Prompt:
Quote the records below in full, exactly as given, with the images taken out.
##### Provided records #####
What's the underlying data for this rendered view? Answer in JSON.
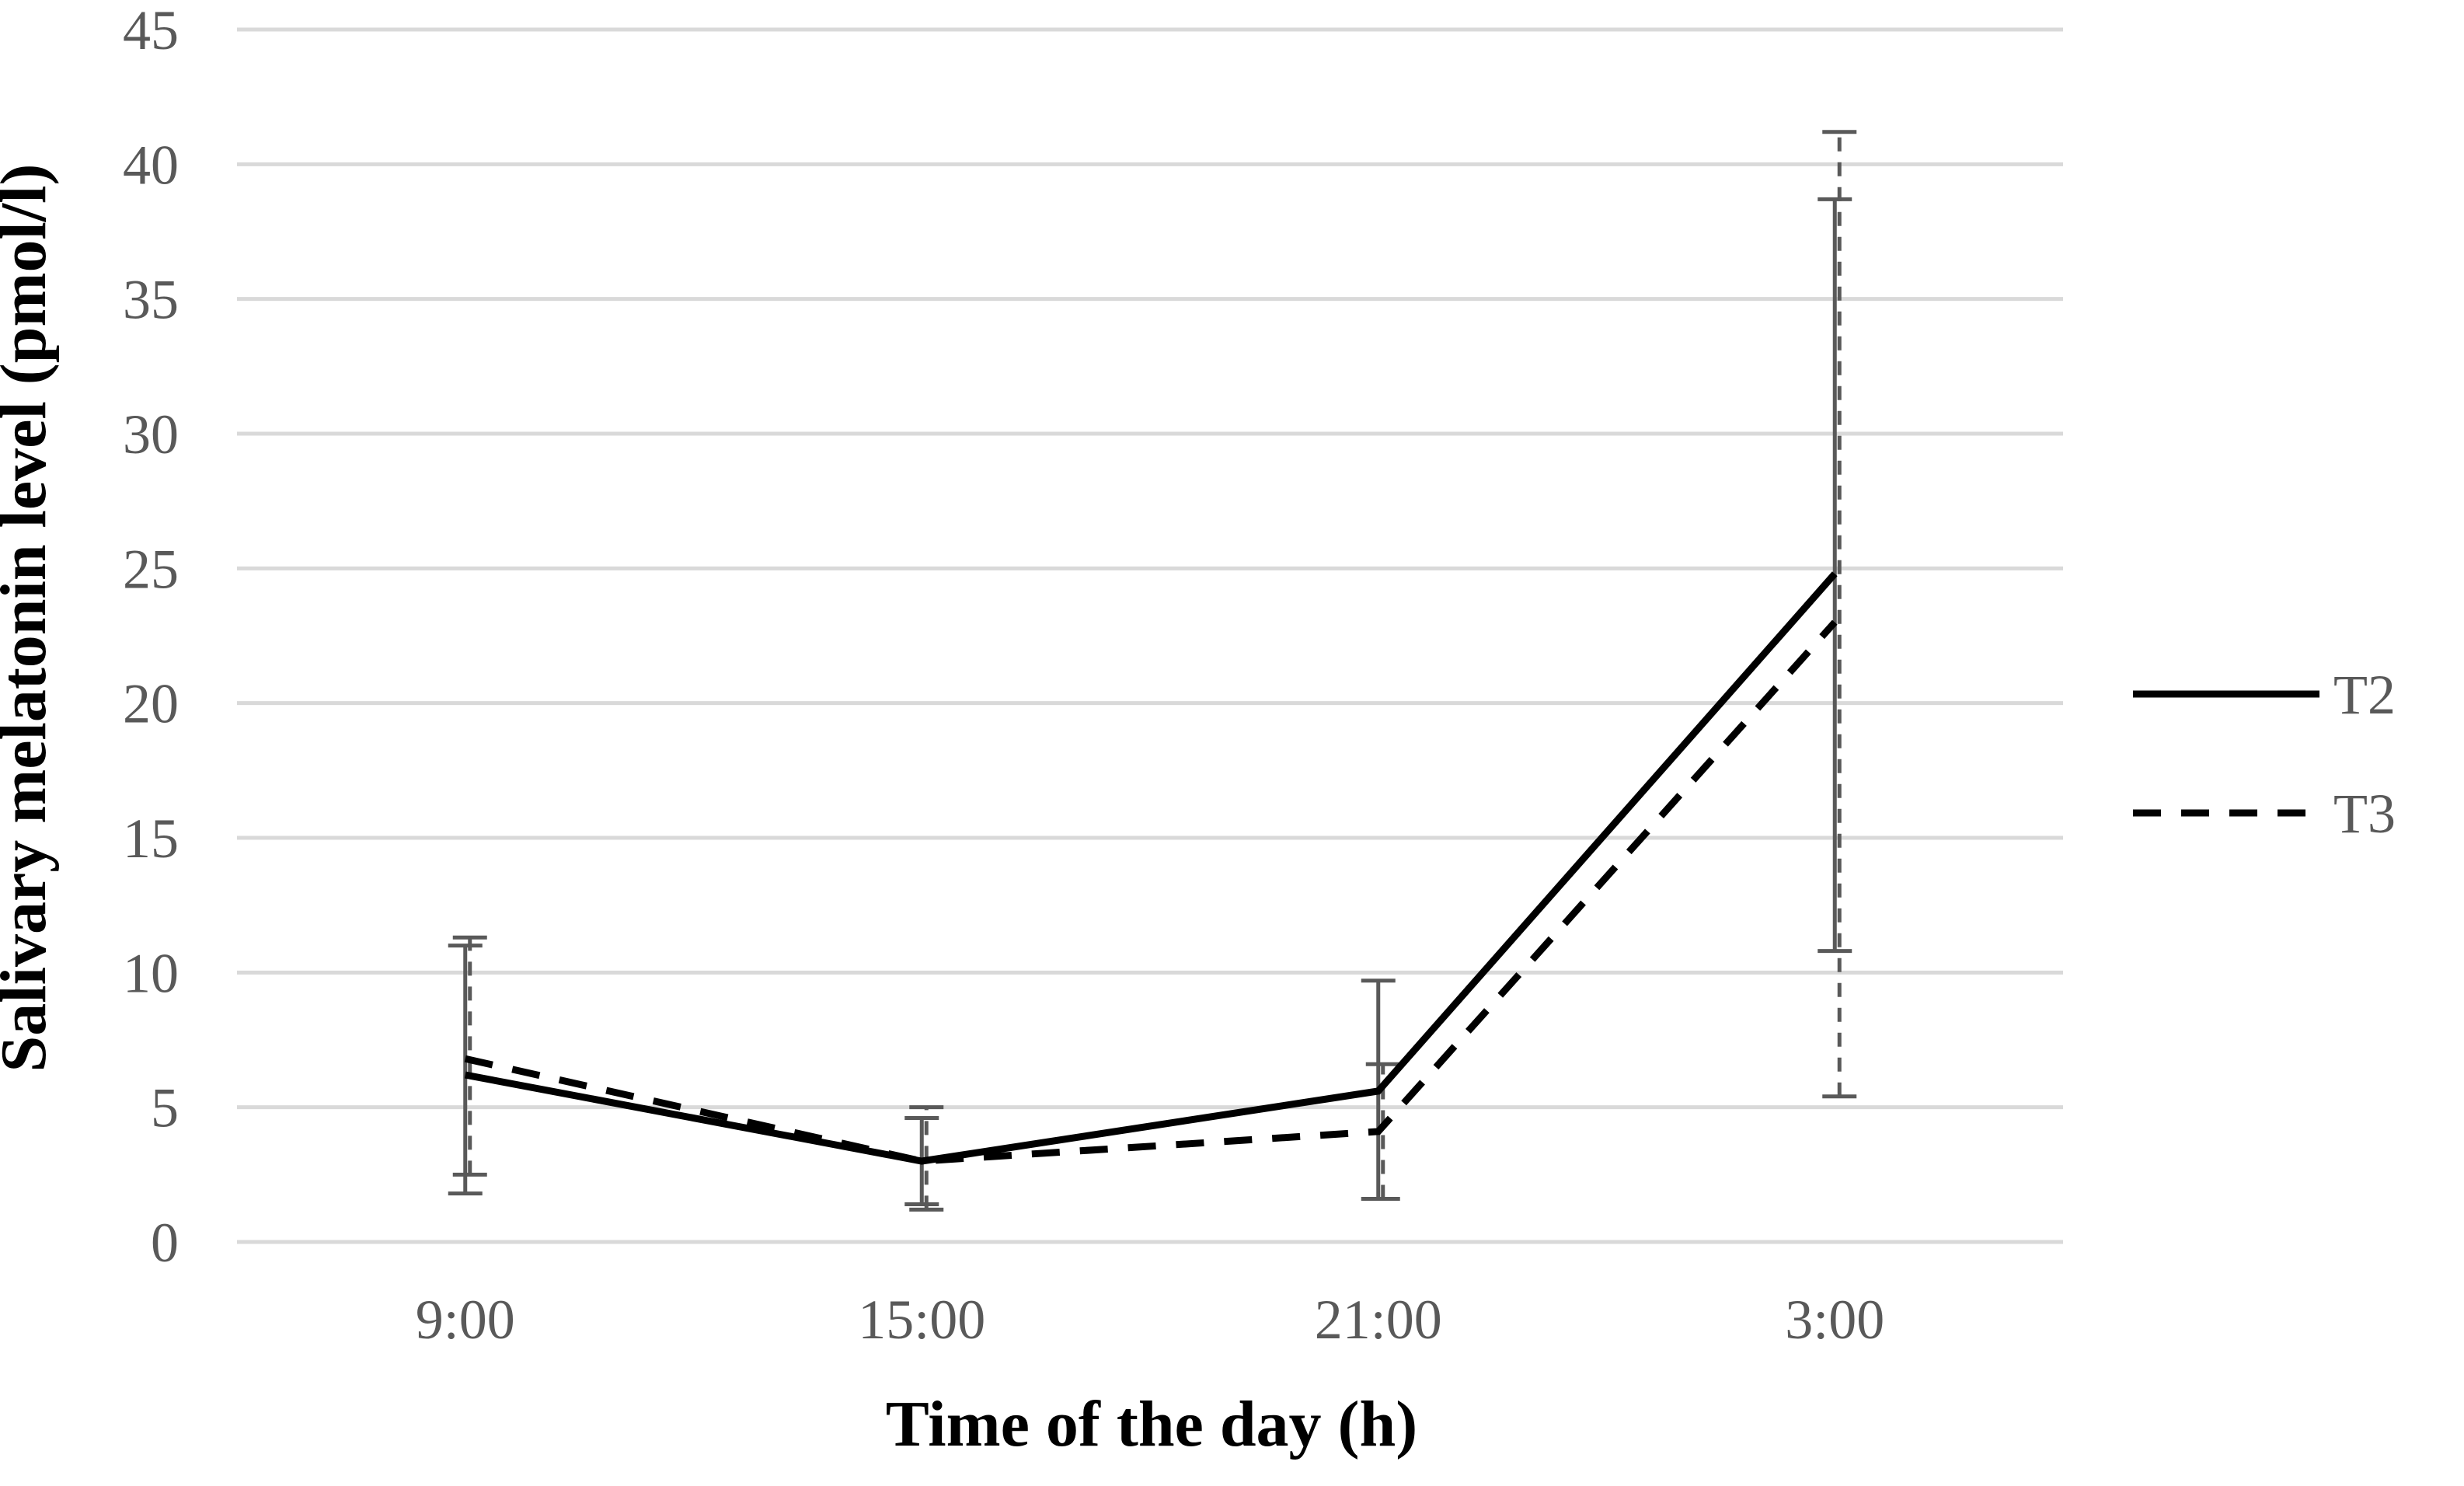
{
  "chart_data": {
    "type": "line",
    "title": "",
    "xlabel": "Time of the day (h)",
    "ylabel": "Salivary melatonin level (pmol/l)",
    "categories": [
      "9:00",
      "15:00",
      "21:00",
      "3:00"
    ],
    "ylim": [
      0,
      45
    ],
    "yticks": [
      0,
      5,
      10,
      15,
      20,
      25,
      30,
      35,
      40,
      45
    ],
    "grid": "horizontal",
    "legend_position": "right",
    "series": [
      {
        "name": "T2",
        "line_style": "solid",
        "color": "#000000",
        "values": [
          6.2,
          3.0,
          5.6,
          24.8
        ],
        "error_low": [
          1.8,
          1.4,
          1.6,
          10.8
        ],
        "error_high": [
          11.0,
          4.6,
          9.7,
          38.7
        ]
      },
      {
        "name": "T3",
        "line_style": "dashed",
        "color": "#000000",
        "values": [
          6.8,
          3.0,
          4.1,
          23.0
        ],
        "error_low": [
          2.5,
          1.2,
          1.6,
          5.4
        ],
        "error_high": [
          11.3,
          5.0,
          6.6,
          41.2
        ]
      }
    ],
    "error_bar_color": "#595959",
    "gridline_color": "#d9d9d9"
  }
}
#####
Exercise solution:
What's the underlying data for this rendered view? Answer in JSON.
{
  "chart_data": {
    "type": "line",
    "title": "",
    "xlabel": "Time of the day (h)",
    "ylabel": "Salivary melatonin level (pmol/l)",
    "categories": [
      "9:00",
      "15:00",
      "21:00",
      "3:00"
    ],
    "ylim": [
      0,
      45
    ],
    "yticks": [
      0,
      5,
      10,
      15,
      20,
      25,
      30,
      35,
      40,
      45
    ],
    "grid": "horizontal",
    "legend_position": "right",
    "series": [
      {
        "name": "T2",
        "line_style": "solid",
        "color": "#000000",
        "values": [
          6.2,
          3.0,
          5.6,
          24.8
        ],
        "error_low": [
          1.8,
          1.4,
          1.6,
          10.8
        ],
        "error_high": [
          11.0,
          4.6,
          9.7,
          38.7
        ]
      },
      {
        "name": "T3",
        "line_style": "dashed",
        "color": "#000000",
        "values": [
          6.8,
          3.0,
          4.1,
          23.0
        ],
        "error_low": [
          2.5,
          1.2,
          1.6,
          5.4
        ],
        "error_high": [
          11.3,
          5.0,
          6.6,
          41.2
        ]
      }
    ],
    "error_bar_color": "#595959",
    "gridline_color": "#d9d9d9"
  }
}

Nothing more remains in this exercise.